__What is required__
Search the records for the word "text" and report each line that has it.

Dataset items:
──────────────────────────────

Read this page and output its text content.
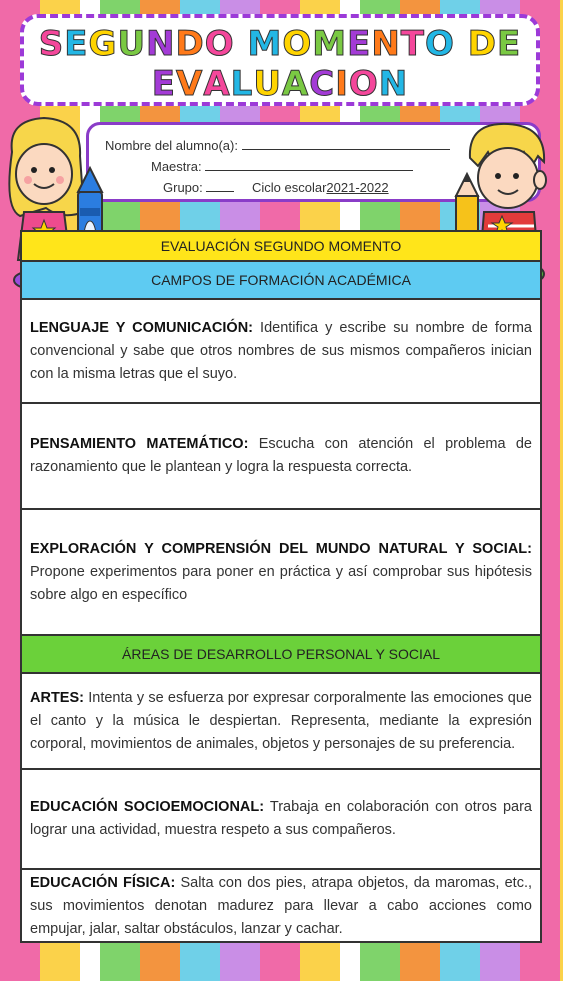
SEGUNDO MOMENTO DE
EVALUACION
Nombre del alumno(a):
Maestra:
Grupo:	Ciclo escolar2021-2022
EVALUACIÓN SEGUNDO MOMENTO
CAMPOS DE FORMACIÓN ACADÉMICA
LENGUAJE Y COMUNICACIÓN: Identifica y escribe su nombre de forma convencional y sabe que otros nombres de sus mismos compañeros inician con la misma letras que el suyo.
PENSAMIENTO MATEMÁTICO: Escucha con atención el problema de razonamiento que le plantean y logra la respuesta correcta.
EXPLORACIÓN Y COMPRENSIÓN DEL MUNDO NATURAL Y SOCIAL: Propone experimentos para poner en práctica y así comprobar sus hipótesis sobre algo en específico
ÁREAS DE DESARROLLO PERSONAL Y SOCIAL
ARTES: Intenta y se esfuerza por expresar corporalmente las emociones que el canto y la música le despiertan. Representa, mediante la expresión corporal, movimientos de animales, objetos y personajes de su preferencia.
EDUCACIÓN SOCIOEMOCIONAL: Trabaja en colaboración con otros para lograr una actividad, muestra respeto a sus compañeros.
EDUCACIÓN FÍSICA: Salta con dos pies, atrapa objetos, da maromas, etc., sus movimientos denotan madurez para llevar a cabo acciones como empujar, jalar, saltar obstáculos, lanzar y cachar.
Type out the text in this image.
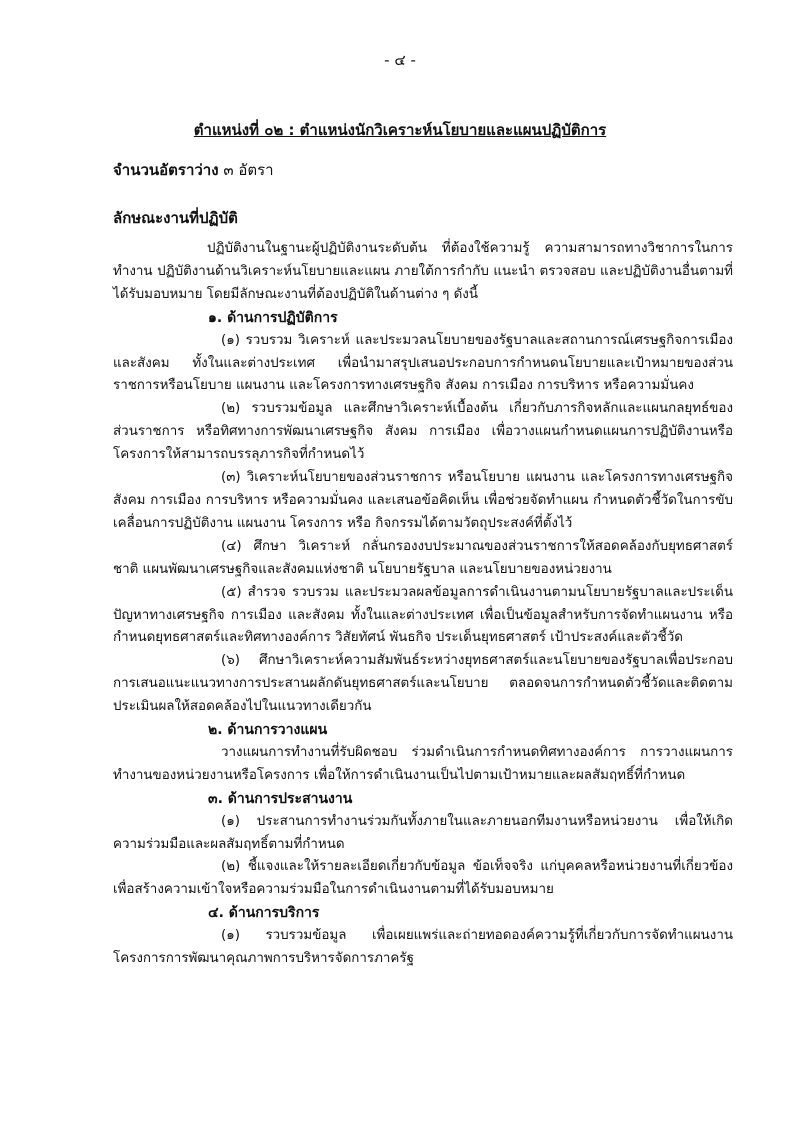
- ๔ -
ตำแหน่งที่ ๐๒ : ตำแหน่งนักวิเคราะห์นโยบายและแผนปฏิบัติการ
จำนวนอัตราว่าง ๓ อัตรา
ลักษณะงานที่ปฏิบัติ

ปฏิบัติงานในฐานะผู้ปฏิบัติงานระดับต้น ที่ต้องใช้ความรู้ ความสามารถทางวิชาการในการทำงาน ปฏิบัติงานด้านวิเคราะห์นโยบายและแผน ภายใต้การกำกับ แนะนำ ตรวจสอบ และปฏิบัติงานอื่นตามที่ได้รับมอบหมาย โดยมีลักษณะงานที่ต้องปฏิบัติในด้านต่าง ๆ ดังนี้

๑. ด้านการปฏิบัติการ

(๑) รวบรวม วิเคราะห์ และประมวลนโยบายของรัฐบาลและสถานการณ์เศรษฐกิจการเมือง และสังคม ทั้งในและต่างประเทศ เพื่อนำมาสรุปเสนอประกอบการกำหนดนโยบายและเป้าหมายของส่วนราชการหรือนโยบาย แผนงาน และโครงการทางเศรษฐกิจ สังคม การเมือง การบริหาร หรือความมั่นคง

(๒) รวบรวมข้อมูล และศึกษาวิเคราะห์เบื้องต้น เกี่ยวกับภารกิจหลักและแผนกลยุทธ์ของส่วนราชการ หรือทิศทางการพัฒนาเศรษฐกิจ สังคม การเมือง เพื่อวางแผนกำหนดแผนการปฏิบัติงานหรือโครงการให้สามารถบรรลุภารกิจที่กำหนดไว้

(๓) วิเคราะห์นโยบายของส่วนราชการ หรือนโยบาย แผนงาน และโครงการทางเศรษฐกิจ สังคม การเมือง การบริหาร หรือความมั่นคง และเสนอข้อคิดเห็น เพื่อช่วยจัดทำแผน กำหนดตัวชี้วัดในการขับเคลื่อนการปฏิบัติงาน แผนงาน โครงการ หรือ กิจกรรมได้ตามวัตถุประสงค์ที่ตั้งไว้

(๔) ศึกษา วิเคราะห์ กลั่นกรองงบประมาณของส่วนราชการให้สอดคล้องกับยุทธศาสตร์ชาติ แผนพัฒนาเศรษฐกิจและสังคมแห่งชาติ นโยบายรัฐบาล และนโยบายของหน่วยงาน

(๕) สำรวจ รวบรวม และประมวลผลข้อมูลการดำเนินงานตามนโยบายรัฐบาลและประเด็นปัญหาทางเศรษฐกิจ การเมือง และสังคม ทั้งในและต่างประเทศ เพื่อเป็นข้อมูลสำหรับการจัดทำแผนงาน หรือกำหนดยุทธศาสตร์และทิศทางองค์การ วิสัยทัศน์ พันธกิจ ประเด็นยุทธศาสตร์ เป้าประสงค์และตัวชี้วัด

(๖) ศึกษาวิเคราะห์ความสัมพันธ์ระหว่างยุทธศาสตร์และนโยบายของรัฐบาลเพื่อประกอบการเสนอแนะแนวทางการประสานผลักดันยุทธศาสตร์และนโยบาย ตลอดจนการกำหนดตัวชี้วัดและติดตามประเมินผลให้สอดคล้องไปในแนวทางเดียวกัน

๒. ด้านการวางแผน

วางแผนการทำงานที่รับผิดชอบ ร่วมดำเนินการกำหนดทิศทางองค์การ การวางแผนการทำงานของหน่วยงานหรือโครงการ เพื่อให้การดำเนินงานเป็นไปตามเป้าหมายและผลสัมฤทธิ์ที่กำหนด

๓. ด้านการประสานงาน

(๑) ประสานการทำงานร่วมกันทั้งภายในและภายนอกทีมงานหรือหน่วยงาน เพื่อให้เกิดความร่วมมือและผลสัมฤทธิ์ตามที่กำหนด

(๒) ชี้แจงและให้รายละเอียดเกี่ยวกับข้อมูล ข้อเท็จจริง แก่บุคคลหรือหน่วยงานที่เกี่ยวข้องเพื่อสร้างความเข้าใจหรือความร่วมมือในการดำเนินงานตามที่ได้รับมอบหมาย

๔. ด้านการบริการ

(๑) รวบรวมข้อมูล เพื่อเผยแพร่และถ่ายทอดองค์ความรู้ที่เกี่ยวกับการจัดทำแผนงานโครงการการพัฒนาคุณภาพการบริหารจัดการภาครัฐ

──────────────────────────────

__Written response__
Read this page and output its text content.
Type out the text in this image.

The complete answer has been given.